- _YOUR TASK_: Identify all lines in the data containing the string "relative". Copy them out.

- _RECORDS SUPPLIED_:
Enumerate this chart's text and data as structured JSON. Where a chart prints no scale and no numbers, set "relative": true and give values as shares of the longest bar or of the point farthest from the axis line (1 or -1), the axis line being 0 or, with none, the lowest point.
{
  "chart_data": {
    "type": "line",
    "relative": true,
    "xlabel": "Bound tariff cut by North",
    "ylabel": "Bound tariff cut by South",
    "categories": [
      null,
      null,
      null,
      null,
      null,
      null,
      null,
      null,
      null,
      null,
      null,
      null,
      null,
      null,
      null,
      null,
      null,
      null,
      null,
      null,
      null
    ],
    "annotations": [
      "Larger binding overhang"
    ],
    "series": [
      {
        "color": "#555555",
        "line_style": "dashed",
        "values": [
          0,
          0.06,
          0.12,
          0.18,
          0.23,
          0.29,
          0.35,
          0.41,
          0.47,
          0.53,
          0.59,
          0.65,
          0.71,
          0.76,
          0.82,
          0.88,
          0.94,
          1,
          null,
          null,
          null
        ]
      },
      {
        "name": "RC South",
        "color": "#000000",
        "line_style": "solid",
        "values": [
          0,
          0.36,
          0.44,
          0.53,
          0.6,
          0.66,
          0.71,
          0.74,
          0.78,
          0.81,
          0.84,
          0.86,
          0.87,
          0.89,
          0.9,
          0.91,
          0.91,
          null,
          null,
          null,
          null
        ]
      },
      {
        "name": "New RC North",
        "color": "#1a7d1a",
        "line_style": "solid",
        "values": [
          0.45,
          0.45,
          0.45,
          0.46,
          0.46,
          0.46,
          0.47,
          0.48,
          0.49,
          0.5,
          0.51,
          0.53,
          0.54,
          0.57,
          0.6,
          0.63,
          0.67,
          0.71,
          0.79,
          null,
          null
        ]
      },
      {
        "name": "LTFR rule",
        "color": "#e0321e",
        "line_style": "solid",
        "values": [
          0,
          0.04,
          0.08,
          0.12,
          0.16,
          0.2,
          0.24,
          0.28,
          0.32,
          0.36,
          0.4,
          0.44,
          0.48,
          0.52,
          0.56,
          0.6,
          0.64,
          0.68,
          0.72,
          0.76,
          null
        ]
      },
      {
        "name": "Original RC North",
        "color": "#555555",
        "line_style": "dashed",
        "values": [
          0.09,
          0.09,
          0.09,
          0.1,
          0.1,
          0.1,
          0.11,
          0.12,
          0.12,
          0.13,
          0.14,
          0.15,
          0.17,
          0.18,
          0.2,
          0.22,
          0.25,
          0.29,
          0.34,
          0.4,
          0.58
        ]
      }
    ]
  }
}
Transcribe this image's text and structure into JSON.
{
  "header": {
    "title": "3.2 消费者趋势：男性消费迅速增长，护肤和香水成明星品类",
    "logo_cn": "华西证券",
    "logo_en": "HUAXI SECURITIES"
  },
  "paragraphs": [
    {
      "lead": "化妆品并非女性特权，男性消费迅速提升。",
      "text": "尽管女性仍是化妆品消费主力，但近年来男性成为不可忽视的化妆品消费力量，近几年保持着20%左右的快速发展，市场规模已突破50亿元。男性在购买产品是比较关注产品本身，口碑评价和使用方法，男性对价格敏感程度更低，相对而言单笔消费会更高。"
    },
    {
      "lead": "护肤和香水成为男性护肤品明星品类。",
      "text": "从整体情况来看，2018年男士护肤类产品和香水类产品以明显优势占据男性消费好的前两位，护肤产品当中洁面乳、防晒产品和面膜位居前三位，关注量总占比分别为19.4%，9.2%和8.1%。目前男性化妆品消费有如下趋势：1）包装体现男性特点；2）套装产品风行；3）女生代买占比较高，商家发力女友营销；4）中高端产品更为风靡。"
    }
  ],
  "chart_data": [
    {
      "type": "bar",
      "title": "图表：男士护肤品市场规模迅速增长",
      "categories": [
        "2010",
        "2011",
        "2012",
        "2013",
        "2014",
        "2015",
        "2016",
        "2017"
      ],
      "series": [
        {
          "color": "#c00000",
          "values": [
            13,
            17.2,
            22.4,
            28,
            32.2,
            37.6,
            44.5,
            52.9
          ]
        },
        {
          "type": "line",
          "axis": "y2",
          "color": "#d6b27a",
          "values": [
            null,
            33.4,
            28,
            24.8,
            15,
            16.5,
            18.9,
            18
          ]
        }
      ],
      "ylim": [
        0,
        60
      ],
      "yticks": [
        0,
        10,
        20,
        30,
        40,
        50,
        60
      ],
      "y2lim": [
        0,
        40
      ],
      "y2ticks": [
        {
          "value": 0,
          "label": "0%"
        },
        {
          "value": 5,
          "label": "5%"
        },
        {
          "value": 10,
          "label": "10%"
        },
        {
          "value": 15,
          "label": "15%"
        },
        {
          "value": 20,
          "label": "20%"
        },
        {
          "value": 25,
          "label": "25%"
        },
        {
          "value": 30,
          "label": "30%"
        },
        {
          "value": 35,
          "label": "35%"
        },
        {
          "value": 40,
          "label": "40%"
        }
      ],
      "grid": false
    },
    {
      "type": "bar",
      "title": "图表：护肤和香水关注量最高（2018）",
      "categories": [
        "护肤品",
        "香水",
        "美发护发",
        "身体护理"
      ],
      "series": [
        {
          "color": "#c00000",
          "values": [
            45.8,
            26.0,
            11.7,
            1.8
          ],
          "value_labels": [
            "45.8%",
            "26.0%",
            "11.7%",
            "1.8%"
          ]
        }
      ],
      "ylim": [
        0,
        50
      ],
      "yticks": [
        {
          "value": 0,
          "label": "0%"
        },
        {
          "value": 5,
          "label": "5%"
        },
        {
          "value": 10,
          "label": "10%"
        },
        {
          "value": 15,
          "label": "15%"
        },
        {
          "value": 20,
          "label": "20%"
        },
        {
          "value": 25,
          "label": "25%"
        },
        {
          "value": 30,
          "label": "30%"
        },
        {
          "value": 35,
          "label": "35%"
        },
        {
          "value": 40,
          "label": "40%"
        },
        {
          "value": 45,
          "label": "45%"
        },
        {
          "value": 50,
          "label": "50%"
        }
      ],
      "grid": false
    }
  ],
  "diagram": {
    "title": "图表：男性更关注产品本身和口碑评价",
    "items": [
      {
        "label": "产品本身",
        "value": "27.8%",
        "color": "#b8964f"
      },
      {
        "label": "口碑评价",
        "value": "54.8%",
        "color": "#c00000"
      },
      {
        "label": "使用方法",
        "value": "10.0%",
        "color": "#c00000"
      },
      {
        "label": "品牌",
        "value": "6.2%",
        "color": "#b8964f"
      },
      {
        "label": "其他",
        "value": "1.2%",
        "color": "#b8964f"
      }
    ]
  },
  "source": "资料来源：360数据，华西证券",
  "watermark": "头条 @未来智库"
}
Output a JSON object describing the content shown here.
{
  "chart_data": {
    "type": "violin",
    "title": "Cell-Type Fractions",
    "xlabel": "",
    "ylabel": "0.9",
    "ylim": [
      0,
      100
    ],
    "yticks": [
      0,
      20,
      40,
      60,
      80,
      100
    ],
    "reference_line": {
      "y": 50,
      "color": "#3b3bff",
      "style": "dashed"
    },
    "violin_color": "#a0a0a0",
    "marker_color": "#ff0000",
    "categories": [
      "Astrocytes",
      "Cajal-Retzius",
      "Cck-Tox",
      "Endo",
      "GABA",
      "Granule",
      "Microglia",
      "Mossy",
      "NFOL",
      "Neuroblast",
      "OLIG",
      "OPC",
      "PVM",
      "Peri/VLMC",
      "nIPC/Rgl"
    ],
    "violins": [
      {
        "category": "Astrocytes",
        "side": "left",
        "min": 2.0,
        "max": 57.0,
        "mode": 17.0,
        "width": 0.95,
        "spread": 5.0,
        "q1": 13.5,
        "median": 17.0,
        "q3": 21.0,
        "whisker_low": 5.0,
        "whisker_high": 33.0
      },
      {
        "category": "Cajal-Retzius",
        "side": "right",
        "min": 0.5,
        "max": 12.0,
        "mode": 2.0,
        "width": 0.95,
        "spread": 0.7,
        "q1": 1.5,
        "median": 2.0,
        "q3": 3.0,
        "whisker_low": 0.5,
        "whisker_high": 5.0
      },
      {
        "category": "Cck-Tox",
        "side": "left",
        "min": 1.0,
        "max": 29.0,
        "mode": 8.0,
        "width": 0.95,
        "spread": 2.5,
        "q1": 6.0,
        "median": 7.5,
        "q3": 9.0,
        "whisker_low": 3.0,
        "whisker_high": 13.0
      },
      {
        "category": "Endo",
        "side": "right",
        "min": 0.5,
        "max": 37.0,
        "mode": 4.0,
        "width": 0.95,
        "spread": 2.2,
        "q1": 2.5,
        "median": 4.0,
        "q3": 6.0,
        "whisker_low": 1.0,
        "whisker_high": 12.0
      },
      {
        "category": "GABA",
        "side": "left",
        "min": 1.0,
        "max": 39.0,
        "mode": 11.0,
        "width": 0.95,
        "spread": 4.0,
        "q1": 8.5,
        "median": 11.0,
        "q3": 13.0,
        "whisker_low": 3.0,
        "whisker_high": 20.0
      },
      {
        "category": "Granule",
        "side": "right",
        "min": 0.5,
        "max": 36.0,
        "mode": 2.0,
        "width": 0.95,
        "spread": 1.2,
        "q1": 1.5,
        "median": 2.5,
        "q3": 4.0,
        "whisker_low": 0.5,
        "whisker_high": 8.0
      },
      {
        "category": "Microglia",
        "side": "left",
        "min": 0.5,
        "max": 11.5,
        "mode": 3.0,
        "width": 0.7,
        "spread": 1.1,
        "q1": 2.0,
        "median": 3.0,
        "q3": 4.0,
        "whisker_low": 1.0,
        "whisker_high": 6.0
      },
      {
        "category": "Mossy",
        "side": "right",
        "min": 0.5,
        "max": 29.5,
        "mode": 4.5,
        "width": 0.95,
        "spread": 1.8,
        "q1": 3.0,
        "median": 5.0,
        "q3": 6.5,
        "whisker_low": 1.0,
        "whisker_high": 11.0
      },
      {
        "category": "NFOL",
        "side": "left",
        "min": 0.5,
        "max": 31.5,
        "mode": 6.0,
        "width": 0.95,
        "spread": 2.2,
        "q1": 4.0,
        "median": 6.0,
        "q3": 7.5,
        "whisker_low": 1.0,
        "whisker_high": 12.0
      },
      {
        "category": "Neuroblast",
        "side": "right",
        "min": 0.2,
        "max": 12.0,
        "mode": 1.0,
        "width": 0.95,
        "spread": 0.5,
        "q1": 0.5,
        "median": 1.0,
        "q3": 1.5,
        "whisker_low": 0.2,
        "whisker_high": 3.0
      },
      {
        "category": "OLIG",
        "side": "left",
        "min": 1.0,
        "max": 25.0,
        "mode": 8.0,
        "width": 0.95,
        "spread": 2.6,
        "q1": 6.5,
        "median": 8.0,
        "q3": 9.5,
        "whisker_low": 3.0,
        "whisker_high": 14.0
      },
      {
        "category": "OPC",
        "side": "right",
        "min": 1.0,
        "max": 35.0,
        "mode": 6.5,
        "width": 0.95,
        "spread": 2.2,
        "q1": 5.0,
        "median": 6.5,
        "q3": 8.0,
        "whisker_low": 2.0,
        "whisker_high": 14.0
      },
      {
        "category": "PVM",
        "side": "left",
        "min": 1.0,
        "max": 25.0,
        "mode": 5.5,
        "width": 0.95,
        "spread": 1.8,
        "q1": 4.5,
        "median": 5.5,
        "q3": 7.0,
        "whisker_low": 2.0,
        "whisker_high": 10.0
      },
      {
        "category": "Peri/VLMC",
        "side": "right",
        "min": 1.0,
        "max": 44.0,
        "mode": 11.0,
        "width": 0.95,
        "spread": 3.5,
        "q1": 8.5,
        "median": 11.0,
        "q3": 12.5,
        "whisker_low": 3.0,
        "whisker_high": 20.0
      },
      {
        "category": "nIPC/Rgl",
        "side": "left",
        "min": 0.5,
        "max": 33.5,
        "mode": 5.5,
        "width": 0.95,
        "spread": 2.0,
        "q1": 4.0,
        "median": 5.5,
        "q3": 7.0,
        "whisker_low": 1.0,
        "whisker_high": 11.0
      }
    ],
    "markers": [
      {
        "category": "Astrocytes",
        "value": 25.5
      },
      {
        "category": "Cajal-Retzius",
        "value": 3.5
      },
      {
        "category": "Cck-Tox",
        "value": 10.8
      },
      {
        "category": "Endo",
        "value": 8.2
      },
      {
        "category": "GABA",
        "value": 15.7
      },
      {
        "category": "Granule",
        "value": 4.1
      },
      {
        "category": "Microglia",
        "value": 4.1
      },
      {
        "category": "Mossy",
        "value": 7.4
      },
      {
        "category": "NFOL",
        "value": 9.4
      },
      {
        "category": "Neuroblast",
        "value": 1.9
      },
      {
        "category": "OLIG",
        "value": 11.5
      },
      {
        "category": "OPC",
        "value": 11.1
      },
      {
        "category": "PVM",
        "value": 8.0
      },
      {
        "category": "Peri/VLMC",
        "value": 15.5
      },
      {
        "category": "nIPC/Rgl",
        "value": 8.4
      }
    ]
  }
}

- _THE ANSWER_:
Enumerate this chart's text and data as structured JSON. Where a chart prints no scale and no numbers, set "relative": true and give values as shares of the longest bar or of the point farthest from the axis line (1 or -1), the axis line being 0 or, with none, the lowest point.
    "relative": true,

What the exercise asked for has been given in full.